THE EXERCISE: Look for the string "types" in the lines and copy each line that has it.
**** THE INPUT
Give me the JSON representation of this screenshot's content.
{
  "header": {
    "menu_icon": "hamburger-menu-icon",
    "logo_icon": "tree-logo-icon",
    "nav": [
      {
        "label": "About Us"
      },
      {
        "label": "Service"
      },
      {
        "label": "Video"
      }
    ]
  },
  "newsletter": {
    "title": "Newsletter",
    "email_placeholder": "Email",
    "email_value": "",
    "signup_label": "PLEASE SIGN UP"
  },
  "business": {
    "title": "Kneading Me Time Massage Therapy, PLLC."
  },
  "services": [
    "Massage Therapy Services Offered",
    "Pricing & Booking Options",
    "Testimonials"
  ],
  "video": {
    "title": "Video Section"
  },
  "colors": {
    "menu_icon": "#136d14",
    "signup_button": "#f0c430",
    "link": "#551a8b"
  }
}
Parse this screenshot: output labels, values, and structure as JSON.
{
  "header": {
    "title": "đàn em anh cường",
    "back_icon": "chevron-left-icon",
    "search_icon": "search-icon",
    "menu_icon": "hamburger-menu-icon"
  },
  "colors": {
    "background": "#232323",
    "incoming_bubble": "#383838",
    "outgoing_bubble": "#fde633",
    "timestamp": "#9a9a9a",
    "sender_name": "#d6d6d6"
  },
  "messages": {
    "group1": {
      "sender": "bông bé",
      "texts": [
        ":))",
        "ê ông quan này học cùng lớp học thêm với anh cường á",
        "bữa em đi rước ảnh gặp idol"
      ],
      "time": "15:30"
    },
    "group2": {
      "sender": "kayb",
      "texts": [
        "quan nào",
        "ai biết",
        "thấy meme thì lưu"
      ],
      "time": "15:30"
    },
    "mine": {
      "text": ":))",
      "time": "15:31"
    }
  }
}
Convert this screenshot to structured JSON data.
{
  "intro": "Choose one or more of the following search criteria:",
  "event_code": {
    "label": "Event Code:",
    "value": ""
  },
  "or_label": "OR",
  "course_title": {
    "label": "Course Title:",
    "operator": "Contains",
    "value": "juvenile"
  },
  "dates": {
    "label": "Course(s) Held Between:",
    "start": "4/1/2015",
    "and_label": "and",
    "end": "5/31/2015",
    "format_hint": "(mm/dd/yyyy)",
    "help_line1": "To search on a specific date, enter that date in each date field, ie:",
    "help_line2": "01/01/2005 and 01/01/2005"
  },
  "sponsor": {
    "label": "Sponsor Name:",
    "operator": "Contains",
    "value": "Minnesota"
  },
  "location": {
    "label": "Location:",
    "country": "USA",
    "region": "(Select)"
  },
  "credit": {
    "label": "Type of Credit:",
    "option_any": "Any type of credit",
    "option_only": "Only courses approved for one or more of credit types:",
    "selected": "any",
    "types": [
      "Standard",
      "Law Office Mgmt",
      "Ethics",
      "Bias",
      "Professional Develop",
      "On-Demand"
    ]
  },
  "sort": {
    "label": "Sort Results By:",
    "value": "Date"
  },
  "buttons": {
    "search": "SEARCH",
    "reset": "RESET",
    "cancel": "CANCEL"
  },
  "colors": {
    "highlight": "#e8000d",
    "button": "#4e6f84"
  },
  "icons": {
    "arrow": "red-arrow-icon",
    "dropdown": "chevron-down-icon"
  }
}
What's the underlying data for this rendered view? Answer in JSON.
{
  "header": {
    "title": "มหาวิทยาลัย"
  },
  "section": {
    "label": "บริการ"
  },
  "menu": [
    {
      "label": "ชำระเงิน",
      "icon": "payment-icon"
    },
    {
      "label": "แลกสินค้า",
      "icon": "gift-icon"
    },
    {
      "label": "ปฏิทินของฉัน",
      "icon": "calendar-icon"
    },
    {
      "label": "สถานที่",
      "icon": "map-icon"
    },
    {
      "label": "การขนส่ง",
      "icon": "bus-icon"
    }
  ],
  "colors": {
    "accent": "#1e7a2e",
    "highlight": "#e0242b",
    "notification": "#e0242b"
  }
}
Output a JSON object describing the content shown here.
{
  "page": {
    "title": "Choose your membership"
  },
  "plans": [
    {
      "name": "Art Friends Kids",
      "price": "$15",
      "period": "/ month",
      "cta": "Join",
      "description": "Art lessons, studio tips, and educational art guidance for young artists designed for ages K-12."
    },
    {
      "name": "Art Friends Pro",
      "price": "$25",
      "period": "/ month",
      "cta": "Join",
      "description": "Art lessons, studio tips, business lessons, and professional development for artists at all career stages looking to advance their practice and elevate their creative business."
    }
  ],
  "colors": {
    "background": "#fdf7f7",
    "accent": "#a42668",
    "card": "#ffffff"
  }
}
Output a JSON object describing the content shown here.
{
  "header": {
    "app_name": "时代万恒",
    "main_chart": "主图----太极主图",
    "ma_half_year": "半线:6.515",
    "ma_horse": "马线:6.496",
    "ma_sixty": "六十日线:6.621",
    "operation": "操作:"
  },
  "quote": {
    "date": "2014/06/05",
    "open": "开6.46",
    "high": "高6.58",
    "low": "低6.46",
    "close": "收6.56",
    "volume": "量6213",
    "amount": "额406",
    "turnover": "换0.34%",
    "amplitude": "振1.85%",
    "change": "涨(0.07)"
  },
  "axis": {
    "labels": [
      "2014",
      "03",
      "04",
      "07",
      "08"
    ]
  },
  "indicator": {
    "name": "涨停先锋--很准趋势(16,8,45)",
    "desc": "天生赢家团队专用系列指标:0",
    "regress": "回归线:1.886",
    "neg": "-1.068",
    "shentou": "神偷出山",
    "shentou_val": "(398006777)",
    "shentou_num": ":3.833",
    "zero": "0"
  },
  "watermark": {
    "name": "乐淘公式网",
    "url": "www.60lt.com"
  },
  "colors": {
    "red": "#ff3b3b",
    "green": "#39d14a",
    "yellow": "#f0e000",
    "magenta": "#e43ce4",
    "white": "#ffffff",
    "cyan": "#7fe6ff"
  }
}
********
PROBLEM SOLUTION:
    "option_only": "Only courses approved for one or more of credit types:",
    "types": [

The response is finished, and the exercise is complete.